- _Record set_

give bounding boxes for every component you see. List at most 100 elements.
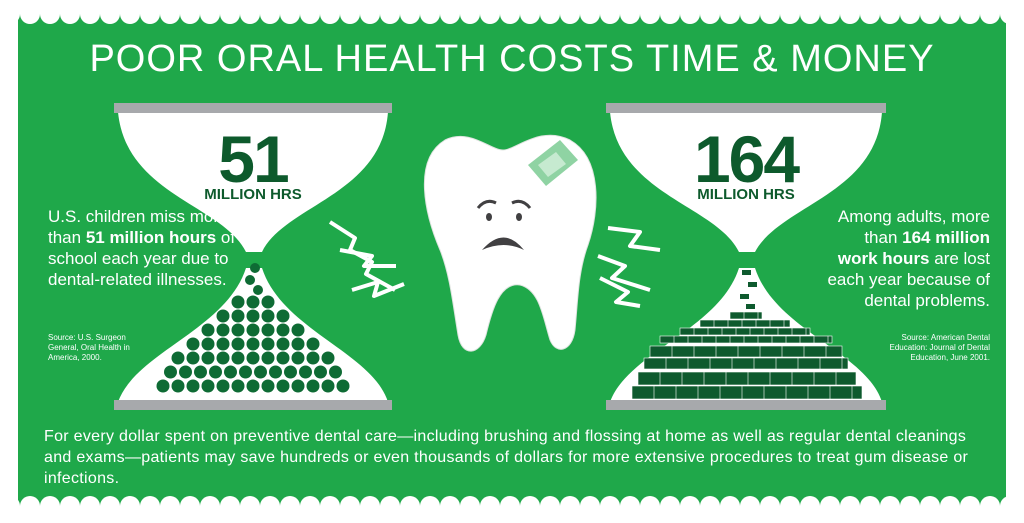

* * *

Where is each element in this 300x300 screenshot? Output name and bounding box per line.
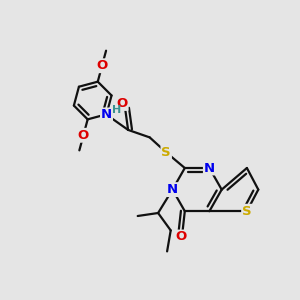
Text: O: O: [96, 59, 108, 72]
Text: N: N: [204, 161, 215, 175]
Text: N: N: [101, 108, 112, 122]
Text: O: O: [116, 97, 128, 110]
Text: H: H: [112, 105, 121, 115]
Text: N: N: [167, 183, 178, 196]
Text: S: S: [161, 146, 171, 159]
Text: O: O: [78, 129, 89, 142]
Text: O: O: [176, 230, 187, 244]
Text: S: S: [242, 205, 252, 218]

- _What the exercise asks_
Swap "screenshot" for "image" in the lines from the one with "Where is each" to the one with "Text: O: O: [78, 129, 89, 142]", keeping everything else the same and leaving out the pictures.

- _Written answer_
Where is each element in this 300x300 image? Output name and bounding box per line.
Text: O: O: [96, 59, 108, 72]
Text: N: N: [204, 161, 215, 175]
Text: N: N: [101, 108, 112, 122]
Text: O: O: [116, 97, 128, 110]
Text: H: H: [112, 105, 121, 115]
Text: N: N: [167, 183, 178, 196]
Text: S: S: [161, 146, 171, 159]
Text: O: O: [78, 129, 89, 142]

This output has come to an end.